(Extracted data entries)

----

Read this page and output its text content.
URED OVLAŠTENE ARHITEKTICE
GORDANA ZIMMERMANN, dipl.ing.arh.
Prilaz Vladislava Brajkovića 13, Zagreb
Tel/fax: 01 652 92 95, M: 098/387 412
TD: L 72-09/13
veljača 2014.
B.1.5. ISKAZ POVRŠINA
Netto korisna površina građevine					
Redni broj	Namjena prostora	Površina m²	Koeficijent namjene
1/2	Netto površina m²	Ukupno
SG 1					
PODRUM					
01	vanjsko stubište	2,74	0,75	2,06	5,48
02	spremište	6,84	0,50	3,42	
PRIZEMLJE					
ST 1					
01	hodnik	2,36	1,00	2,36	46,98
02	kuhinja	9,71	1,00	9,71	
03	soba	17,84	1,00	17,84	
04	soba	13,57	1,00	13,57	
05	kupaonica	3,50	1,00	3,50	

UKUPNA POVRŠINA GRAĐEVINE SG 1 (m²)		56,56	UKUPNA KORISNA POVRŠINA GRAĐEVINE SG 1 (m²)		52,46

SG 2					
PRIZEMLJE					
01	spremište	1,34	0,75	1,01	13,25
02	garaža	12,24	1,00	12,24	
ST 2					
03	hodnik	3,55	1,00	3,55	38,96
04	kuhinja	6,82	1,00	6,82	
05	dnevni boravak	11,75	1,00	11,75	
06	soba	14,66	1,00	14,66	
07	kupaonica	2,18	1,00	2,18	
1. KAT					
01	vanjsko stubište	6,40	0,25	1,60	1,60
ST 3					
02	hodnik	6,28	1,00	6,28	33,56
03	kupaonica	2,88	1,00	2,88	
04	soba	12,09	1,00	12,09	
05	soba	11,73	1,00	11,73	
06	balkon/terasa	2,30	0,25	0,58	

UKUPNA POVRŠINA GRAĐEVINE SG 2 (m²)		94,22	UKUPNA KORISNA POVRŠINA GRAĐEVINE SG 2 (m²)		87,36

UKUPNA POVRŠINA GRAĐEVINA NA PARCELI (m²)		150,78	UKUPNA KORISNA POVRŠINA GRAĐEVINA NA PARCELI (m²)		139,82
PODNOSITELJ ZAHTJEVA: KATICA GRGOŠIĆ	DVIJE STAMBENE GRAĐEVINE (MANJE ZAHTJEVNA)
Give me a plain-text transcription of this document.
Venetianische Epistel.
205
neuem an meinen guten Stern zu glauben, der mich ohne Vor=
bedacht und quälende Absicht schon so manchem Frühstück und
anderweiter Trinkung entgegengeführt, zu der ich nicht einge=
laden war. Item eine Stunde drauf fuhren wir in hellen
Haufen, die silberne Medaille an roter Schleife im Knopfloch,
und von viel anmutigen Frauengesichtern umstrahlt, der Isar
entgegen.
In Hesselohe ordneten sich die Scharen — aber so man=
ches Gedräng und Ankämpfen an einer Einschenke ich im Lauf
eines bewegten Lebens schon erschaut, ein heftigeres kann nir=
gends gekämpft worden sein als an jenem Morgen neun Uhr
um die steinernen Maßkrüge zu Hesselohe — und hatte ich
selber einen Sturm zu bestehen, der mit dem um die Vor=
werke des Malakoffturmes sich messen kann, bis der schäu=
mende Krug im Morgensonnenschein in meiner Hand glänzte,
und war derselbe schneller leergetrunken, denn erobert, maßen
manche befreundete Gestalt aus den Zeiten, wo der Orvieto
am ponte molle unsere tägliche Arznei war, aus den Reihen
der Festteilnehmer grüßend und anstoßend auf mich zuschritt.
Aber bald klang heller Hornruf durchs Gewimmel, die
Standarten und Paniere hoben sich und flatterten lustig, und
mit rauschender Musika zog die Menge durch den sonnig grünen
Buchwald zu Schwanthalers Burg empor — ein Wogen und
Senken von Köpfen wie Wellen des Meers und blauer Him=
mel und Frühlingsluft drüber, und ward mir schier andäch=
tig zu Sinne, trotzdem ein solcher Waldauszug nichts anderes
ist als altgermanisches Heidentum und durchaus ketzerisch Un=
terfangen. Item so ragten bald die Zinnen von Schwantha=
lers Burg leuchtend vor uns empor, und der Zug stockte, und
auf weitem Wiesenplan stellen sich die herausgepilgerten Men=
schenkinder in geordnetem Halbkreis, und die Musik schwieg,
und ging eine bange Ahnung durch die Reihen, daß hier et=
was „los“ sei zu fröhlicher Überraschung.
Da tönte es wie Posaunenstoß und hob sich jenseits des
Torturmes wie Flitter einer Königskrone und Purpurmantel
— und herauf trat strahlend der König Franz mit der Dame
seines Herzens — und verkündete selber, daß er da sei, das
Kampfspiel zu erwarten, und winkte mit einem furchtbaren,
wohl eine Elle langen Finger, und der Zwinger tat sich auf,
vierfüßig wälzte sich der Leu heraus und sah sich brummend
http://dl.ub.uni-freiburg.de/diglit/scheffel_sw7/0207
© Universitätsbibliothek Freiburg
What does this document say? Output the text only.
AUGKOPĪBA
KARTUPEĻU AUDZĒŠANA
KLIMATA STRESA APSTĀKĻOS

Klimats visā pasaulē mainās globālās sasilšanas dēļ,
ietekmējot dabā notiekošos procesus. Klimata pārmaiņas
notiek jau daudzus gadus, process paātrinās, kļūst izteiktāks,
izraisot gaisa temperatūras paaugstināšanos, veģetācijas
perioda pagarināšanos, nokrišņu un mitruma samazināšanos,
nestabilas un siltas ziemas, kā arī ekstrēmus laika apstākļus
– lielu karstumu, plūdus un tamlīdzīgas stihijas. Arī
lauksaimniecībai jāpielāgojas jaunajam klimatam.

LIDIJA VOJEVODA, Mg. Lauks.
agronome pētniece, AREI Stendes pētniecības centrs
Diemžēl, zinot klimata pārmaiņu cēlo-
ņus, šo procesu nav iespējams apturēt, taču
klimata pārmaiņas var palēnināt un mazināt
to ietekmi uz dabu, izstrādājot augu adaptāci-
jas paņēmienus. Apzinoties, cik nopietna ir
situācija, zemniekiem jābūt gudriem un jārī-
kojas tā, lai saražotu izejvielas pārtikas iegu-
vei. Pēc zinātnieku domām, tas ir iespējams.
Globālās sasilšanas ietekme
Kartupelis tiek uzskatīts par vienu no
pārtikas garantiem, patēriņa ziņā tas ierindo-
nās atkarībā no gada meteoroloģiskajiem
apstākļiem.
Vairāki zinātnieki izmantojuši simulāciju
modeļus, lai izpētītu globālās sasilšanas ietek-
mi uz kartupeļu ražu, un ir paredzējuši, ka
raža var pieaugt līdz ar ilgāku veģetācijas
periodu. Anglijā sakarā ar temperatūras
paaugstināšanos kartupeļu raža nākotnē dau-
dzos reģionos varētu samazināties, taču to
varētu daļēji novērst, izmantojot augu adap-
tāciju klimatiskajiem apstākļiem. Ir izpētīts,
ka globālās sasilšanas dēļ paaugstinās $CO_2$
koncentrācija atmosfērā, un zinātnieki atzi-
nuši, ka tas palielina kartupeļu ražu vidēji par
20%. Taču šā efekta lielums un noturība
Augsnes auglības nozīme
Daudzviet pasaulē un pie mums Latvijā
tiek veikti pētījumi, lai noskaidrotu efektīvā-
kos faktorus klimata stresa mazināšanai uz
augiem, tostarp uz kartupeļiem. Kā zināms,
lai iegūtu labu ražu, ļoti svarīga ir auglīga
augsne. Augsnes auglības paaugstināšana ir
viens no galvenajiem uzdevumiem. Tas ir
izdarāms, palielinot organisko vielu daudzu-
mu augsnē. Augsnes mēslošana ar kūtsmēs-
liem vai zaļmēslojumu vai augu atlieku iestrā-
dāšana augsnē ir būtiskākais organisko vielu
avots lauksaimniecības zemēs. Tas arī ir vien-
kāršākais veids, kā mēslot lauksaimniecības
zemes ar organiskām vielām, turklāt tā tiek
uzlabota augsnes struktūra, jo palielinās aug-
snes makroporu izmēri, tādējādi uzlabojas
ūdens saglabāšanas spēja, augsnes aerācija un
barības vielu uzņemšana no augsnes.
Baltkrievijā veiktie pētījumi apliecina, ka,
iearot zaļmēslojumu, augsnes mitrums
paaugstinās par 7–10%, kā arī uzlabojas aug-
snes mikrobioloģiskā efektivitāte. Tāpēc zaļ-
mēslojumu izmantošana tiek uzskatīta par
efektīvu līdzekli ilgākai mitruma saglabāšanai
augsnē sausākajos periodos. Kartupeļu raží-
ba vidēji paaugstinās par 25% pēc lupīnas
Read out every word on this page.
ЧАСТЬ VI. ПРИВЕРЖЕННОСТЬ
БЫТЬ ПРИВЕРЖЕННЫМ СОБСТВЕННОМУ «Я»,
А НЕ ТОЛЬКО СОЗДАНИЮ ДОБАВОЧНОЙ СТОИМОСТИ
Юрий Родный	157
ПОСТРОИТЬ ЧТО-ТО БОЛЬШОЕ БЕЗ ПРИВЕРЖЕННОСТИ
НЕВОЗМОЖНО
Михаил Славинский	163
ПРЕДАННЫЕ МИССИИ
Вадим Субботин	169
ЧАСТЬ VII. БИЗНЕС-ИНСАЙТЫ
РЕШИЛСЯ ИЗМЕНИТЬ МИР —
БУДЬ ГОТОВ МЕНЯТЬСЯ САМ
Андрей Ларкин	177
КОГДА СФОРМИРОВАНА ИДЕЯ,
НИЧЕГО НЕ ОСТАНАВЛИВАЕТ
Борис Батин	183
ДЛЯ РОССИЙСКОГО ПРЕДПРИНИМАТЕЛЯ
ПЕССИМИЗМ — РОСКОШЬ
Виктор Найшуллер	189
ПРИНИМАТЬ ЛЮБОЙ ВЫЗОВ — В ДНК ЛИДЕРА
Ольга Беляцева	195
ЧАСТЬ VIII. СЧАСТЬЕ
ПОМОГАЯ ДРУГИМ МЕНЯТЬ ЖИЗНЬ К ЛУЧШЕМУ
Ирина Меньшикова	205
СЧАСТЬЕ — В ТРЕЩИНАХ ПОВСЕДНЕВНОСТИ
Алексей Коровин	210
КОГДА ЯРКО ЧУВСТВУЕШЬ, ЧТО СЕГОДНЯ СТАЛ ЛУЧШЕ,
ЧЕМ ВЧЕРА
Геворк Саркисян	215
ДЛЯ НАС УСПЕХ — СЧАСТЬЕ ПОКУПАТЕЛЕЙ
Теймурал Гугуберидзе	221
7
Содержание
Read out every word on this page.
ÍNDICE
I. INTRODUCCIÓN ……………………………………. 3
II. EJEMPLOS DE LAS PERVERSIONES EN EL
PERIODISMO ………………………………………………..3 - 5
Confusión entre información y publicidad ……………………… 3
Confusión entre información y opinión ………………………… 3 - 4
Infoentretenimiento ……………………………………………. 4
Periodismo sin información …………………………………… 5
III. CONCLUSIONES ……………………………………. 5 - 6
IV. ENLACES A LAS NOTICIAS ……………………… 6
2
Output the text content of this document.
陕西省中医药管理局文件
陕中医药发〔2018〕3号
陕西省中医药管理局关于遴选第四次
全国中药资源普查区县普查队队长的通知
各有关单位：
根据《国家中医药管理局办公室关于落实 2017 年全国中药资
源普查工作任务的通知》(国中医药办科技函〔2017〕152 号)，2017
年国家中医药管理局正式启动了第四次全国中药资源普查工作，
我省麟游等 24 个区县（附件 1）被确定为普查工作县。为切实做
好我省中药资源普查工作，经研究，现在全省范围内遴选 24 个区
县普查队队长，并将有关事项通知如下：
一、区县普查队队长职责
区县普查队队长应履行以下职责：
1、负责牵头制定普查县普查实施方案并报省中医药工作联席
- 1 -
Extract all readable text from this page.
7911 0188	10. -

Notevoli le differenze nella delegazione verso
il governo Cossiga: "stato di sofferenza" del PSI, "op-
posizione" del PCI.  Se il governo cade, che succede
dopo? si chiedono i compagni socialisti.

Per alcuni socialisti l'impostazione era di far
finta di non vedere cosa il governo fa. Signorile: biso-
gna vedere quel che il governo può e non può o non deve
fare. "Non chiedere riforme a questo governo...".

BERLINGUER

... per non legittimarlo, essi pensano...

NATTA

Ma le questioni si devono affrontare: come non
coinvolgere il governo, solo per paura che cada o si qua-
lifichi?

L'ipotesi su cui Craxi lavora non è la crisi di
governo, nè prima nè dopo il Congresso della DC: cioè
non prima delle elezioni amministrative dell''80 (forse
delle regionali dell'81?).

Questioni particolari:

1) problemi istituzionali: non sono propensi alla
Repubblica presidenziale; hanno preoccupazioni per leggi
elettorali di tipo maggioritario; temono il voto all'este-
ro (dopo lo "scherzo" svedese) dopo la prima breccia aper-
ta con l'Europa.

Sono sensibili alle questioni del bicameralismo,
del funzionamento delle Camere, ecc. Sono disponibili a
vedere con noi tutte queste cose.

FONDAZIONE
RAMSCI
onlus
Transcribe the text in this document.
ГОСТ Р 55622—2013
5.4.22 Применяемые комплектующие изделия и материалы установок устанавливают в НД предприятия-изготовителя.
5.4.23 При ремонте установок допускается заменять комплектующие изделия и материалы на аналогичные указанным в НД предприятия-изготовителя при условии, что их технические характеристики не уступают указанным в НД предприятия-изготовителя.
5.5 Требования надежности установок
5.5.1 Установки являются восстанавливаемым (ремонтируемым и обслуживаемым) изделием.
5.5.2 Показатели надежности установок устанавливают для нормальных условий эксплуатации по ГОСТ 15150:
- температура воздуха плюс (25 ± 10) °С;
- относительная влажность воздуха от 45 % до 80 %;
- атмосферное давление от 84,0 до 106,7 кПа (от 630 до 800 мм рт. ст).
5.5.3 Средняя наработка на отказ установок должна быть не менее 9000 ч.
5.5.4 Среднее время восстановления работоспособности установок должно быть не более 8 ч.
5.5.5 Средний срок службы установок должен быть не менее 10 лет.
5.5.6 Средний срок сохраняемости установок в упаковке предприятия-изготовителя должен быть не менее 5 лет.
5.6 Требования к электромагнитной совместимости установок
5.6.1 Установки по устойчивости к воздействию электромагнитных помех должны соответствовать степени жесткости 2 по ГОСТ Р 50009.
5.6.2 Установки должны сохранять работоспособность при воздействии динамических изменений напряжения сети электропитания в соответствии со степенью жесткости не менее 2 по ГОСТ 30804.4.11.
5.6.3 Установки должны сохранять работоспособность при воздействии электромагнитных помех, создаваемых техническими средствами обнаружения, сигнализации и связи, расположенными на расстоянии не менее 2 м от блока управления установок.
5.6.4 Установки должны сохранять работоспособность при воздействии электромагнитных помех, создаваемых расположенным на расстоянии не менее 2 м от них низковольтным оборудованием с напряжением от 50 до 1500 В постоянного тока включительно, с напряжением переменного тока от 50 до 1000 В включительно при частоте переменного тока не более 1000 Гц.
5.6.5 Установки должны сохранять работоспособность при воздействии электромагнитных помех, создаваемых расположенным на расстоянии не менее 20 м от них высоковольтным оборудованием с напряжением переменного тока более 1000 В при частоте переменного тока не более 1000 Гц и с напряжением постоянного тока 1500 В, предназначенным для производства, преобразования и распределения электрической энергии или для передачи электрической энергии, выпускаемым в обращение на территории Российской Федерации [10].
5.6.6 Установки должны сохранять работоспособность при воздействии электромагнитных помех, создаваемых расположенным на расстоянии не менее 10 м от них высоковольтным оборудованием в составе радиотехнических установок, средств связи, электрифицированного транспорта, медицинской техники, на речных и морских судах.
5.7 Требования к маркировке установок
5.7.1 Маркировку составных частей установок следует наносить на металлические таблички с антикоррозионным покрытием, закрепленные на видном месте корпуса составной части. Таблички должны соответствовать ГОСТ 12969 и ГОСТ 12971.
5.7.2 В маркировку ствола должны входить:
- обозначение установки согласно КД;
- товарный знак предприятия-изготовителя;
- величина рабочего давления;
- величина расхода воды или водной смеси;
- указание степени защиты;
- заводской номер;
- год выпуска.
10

----

Directions for this task —
Only lines with the string "комплектующие" belong in your answer; copy each one.

Exercise answer —
5.4.22 Применяемые комплектующие изделия и материалы установок устанавливают в НД предприятия-изготовителя.
5.4.23 При ремонте установок допускается заменять комплектующие изделия и материалы на аналогичные указанным в НД предприятия-изготовителя при условии, что их технические характеристики не уступают указанным в НД предприятия-изготовителя.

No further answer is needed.